WORK INSTRUCTIONS:
Continue the review of Andrew Jackson Jihad's album Knife Man below, picking up after its last sentence.

SELECTED EXCERPT:
::::::

Andrew Jackson Jihad – Knife Man Andrew Jackson Jihad – Knife Man

Andrew Jackson Jihad - Knife Man

Andrew Jackson Jihad - Knife Man

In my apartment there are only three artists which my wife has banned from being played in her presence. Bonnie Prince Billy, Peste Noire and Andrew Jackson Jihad have all, somehow, made it on a metaphysical shit list. (Oddly enough Radiohead was number 4 but there must be a line drawn somewhere.) The reason for this musical embargo does not rest in any instrumental quality rather the quality of each artist’s voice. While I do not understand how someone can be unaffected by the remorse in William Oldham’s voice or moved to tears by La sale Famine de Valfunde’s screech, I can sort of see the rational behind Andrew Jackson Jihad. In fact, I am always two steps away from disliking the fuck out this band. If a listener is not prepared for acerbic folk punk, which lies sideward on convention, I can see where problems would arise.

Birthed in 2005 with Candy Cigarettes and Cap Guns, Andrew Jackson Jihad was the living definition of folk punk. Whether adding Americana influences to punk or making folk more grimy, the band released multiple records which were met with praise as well as prohibition in my apartment. One of the reasons for this praise was centered around Sean Bonnette’s untrained voice combined with brutally frank lyrics. The apex of this combination can be heard on 2006’s People That Can Eat People Are the Luckiest People in the World as well as 2008’s Only God Can Judge Me EP. Since that time, Andrew Jackson Jihad has been moving away from the basement sound which has come to define the small subset of the folk and punk genre. 2011 sees the release of Knife Man, a record which attempts to break many of the conventions originally defined by Andrew Jackson Jihad.

Anyone knowledgeable with Andrew Jackson Jihad should be familiar with the upright bass and acoustic guitar sound.  This sound can be heard throughout the many videos of the band playing in basements and parking lots. This is the sound which carried the bands most successful records. Since 2009’s Cant Maintain, the Andrew Jackson Jihad has been moving into electric territory which has not only changed the template but allowed the band to move into more experimental regions. This sound has also changed the live format drastically from the studio efforts. I hate to consider Knife Man an experimental record but it seems that I have few options.

::::::

DATA ENTRIES:
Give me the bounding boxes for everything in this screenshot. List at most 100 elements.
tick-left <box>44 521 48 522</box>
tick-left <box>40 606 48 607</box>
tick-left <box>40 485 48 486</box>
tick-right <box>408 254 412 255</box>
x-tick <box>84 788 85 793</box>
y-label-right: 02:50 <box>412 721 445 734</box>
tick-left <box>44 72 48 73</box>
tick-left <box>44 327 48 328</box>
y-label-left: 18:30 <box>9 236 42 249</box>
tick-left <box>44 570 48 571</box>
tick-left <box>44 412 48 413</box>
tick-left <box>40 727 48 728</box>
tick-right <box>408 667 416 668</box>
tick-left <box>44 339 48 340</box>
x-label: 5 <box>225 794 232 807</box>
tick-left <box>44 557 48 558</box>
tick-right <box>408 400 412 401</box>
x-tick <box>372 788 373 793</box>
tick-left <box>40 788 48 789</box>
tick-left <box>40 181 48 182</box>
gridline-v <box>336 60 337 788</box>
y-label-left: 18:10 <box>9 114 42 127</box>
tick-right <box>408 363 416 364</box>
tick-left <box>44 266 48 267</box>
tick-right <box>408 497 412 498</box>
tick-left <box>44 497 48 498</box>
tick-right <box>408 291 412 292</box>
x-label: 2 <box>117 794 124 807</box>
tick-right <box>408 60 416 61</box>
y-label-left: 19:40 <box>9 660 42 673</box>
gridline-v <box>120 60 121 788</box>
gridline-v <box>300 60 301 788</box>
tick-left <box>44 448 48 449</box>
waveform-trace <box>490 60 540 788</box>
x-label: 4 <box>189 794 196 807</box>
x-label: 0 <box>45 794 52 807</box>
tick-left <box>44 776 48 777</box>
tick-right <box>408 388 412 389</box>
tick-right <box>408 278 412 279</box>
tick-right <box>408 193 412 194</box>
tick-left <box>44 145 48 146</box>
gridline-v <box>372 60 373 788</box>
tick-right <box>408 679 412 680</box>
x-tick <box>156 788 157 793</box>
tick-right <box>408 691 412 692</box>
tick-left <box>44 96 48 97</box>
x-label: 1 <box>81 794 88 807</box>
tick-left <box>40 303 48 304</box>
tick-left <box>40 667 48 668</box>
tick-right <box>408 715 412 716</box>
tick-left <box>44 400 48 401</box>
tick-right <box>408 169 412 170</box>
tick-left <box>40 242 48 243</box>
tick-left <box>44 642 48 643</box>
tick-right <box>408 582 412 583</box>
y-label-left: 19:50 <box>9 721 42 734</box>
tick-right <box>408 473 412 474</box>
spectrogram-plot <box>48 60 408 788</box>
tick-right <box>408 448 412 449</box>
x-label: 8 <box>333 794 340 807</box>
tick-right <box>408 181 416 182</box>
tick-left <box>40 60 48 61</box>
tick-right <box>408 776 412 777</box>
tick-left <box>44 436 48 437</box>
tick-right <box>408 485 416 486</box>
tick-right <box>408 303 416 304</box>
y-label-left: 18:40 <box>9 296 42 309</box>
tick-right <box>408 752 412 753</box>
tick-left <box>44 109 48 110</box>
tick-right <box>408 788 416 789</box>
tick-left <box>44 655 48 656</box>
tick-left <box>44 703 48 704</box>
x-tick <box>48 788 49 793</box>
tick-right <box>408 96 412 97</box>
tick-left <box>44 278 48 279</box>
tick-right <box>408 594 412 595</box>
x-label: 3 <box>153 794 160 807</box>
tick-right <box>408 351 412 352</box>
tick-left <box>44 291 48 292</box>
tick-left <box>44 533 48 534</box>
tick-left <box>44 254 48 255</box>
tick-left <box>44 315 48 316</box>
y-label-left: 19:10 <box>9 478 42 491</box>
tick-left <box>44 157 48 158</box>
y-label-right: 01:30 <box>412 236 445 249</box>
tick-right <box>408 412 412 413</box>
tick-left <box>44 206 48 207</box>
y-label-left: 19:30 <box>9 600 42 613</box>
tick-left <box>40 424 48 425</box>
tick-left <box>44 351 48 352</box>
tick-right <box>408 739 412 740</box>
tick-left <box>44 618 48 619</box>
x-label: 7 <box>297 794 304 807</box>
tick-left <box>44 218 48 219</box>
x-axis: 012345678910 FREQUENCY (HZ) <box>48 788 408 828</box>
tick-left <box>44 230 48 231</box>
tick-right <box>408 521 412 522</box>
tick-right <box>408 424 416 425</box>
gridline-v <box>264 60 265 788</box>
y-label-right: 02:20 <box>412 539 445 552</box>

::::::

EXERCISE ANSWER:
The backbone of Andrew Jackson Jihad still rests in the lyrics of triumph, tragedy and profound observations in mundane activities.  The song “American Tune,” which sarcastically exposes the benefits of being a white American, could have worked in the raw, basement like atmosphere of earlier record but now does the same in the studio environment with a range of kazoo backing. The exchange of DIY recording techniques continues throughout the record even reaching folk punk anthems like “Skate Park” and “Back Pack.” It would be irresponsible of me to compare the work of Andrew Jackson Jihad to Bob Dylan’s 1965 electric Newport concert but I am going to do it anyway.Knife man is not a bad record, nor a good one it is just one of the many middles in a band
you have come to enjoy.

Andrew Jackson Jihad should be experienced by almost everyone, even my wife. The optimism mired with melancholy of each record painfully presented in common vernacular is magnificent. Knife Man is a turning point with the band to something else which has not been done before. New fans should start with older material while seasoned veterans will just have to endure the ride. I do not dislike it as much as accept it in the changing canon of a band who I have come to learn to hide.   It maybe a while before my wife comes around to greatness, but for now, I do not have a contemporary example rather a record which stands right before magnificence.

Andrew Jackson Jihad – Knife Man – Track List
1. The Michael Jordan of Drunk Driving
2. Gift of the Magi 2: Return of the Magi
3. American Tune
4. Back Pack
5. Distance
6. Fucc the Devil
7. Hate, Rain on me
8. If you have Love in your Heart
9. No One
10. Sad Songs
11. Zombie by the Cranberries by Andrew Jackson Jihad
12. People II 2: Still Peoplin?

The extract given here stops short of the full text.